### EXERCISE AIM
Copy each line where the word "difference" occurs.

### SUPPLIED DATA
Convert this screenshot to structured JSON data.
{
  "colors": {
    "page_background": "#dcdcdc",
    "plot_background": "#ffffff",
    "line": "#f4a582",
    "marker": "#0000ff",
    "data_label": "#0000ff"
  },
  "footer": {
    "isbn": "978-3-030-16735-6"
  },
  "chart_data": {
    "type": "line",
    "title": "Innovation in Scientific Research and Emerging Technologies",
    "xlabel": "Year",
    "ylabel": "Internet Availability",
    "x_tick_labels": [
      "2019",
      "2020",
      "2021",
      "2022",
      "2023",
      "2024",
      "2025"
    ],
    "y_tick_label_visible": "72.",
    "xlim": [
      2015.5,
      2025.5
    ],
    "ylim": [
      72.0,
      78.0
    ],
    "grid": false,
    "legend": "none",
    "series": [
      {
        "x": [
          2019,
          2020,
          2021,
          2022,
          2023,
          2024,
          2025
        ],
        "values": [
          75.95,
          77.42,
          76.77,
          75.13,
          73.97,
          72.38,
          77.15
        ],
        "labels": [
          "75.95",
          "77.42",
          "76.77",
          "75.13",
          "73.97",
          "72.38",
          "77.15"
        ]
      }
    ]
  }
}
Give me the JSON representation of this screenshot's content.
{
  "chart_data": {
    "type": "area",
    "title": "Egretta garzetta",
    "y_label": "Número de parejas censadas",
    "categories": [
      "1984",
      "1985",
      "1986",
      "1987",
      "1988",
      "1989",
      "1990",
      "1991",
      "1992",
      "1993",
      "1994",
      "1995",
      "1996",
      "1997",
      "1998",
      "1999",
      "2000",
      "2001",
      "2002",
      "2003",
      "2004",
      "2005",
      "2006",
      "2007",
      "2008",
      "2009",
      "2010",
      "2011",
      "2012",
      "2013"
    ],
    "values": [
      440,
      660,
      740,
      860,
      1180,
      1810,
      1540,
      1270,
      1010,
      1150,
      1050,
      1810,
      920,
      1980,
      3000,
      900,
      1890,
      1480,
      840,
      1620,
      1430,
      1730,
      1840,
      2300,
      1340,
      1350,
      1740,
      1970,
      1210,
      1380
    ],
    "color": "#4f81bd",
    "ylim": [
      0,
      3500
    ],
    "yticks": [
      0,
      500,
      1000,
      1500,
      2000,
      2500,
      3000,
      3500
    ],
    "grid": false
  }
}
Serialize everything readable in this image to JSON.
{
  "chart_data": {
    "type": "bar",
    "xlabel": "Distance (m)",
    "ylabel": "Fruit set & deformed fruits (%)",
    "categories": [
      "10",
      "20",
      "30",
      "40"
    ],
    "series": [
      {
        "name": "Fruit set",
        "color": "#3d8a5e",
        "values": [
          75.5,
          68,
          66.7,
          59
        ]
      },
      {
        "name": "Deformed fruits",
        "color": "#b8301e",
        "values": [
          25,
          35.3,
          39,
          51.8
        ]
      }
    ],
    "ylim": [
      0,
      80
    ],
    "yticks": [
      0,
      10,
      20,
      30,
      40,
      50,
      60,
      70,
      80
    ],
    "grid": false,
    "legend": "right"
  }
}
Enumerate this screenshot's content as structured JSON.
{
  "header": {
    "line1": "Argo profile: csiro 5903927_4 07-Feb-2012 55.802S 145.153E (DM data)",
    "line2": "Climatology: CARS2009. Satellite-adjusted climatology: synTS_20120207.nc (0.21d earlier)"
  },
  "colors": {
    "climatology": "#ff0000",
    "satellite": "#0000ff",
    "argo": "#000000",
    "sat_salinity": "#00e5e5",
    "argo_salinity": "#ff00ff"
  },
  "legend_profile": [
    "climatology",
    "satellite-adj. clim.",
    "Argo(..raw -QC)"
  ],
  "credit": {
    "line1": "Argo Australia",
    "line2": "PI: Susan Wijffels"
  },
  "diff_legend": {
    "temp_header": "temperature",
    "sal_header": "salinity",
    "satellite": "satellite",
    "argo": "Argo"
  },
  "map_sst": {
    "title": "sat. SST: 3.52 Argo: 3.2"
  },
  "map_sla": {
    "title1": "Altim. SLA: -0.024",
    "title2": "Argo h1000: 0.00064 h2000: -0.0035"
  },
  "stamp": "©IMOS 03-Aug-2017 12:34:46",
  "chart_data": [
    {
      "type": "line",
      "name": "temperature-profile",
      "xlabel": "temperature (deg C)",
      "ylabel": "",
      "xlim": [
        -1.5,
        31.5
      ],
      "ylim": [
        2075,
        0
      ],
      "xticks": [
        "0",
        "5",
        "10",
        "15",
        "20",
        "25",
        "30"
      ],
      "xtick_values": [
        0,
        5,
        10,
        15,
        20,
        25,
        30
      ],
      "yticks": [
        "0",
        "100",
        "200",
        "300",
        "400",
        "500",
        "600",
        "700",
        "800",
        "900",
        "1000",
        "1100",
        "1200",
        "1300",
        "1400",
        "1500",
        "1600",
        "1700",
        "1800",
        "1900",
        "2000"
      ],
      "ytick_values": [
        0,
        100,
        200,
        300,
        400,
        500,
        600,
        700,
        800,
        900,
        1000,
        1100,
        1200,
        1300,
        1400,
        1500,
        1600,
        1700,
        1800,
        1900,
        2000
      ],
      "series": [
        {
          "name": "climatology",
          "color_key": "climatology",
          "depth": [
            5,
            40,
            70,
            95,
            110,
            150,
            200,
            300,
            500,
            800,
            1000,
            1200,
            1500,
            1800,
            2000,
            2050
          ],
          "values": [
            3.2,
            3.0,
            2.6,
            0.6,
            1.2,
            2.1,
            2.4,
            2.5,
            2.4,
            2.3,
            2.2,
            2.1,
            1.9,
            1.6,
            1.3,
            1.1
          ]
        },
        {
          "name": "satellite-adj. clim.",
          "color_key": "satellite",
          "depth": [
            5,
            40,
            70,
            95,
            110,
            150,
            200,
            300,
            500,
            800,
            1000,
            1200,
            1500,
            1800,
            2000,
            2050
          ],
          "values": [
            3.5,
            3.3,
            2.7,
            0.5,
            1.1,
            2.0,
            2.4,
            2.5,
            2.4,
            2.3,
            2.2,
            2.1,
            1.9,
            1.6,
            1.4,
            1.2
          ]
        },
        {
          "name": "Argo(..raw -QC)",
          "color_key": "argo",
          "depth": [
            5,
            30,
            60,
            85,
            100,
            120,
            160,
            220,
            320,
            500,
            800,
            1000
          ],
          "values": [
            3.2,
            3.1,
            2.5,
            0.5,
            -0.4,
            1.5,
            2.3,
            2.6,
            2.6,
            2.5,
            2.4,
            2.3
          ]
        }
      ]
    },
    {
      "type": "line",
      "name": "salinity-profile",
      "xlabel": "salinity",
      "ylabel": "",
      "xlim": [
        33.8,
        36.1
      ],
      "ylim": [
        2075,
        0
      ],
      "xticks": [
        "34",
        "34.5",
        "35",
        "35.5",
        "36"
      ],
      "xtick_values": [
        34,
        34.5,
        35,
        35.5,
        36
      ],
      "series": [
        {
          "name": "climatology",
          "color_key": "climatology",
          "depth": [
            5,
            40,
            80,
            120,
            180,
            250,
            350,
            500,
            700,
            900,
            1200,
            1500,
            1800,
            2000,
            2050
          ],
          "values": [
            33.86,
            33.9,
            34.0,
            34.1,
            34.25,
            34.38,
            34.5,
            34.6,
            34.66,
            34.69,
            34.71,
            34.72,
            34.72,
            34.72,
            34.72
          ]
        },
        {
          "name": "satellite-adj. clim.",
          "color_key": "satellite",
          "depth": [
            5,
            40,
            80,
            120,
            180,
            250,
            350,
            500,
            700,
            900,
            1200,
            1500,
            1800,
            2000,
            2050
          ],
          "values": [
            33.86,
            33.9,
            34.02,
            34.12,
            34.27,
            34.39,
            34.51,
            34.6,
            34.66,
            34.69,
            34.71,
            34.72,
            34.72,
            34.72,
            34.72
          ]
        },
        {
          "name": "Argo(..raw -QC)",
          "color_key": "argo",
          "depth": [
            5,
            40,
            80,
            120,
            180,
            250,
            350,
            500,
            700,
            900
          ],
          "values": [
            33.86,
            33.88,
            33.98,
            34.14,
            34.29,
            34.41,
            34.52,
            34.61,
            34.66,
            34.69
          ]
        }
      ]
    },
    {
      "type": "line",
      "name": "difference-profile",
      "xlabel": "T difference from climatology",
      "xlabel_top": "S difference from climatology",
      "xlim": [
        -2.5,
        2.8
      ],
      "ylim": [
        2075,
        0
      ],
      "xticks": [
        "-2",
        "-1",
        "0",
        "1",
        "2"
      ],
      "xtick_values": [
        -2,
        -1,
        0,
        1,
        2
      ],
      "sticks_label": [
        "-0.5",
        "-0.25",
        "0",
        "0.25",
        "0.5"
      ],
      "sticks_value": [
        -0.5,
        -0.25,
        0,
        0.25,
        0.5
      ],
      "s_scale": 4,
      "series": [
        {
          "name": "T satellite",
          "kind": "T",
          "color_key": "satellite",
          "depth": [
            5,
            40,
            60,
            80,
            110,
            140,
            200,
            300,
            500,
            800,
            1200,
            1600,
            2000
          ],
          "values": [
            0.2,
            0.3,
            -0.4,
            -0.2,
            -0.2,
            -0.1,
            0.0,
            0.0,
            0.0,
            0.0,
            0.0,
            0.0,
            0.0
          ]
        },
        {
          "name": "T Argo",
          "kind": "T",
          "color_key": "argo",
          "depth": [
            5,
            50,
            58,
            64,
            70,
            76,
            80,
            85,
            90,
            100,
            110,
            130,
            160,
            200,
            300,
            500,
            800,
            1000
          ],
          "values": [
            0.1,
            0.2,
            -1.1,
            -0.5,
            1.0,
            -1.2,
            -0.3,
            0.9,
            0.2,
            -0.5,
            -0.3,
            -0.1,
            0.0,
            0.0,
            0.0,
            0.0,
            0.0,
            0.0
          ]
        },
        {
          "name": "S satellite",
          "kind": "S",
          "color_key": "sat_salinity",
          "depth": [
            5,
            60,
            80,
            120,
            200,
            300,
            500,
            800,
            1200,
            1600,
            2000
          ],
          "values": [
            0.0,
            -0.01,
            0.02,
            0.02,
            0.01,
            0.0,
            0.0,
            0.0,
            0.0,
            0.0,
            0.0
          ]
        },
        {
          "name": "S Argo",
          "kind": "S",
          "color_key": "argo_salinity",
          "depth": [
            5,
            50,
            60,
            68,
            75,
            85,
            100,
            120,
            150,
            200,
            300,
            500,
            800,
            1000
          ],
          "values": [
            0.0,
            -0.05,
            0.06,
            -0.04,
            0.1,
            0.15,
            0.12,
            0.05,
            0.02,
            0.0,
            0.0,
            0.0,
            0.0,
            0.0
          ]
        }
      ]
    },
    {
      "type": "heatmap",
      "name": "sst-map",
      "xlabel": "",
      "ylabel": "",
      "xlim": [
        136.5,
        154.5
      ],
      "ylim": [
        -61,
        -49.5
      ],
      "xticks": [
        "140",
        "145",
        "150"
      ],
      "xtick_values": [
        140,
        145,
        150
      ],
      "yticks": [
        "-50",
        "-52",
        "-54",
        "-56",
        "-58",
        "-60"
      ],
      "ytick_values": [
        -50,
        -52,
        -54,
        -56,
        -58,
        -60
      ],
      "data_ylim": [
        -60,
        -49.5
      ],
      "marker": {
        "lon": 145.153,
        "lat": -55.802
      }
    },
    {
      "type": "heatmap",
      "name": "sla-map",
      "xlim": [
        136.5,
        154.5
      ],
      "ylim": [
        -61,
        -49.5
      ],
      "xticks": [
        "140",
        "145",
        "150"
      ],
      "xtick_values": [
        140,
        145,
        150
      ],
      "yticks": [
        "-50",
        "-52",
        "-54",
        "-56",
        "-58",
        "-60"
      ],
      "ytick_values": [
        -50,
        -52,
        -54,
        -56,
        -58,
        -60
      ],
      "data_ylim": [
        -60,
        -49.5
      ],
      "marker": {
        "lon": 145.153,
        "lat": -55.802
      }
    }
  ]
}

### RESPONSE TO THIS TASK
      "name": "difference-profile",
      "xlabel": "T difference from climatology",
      "xlabel_top": "S difference from climatology",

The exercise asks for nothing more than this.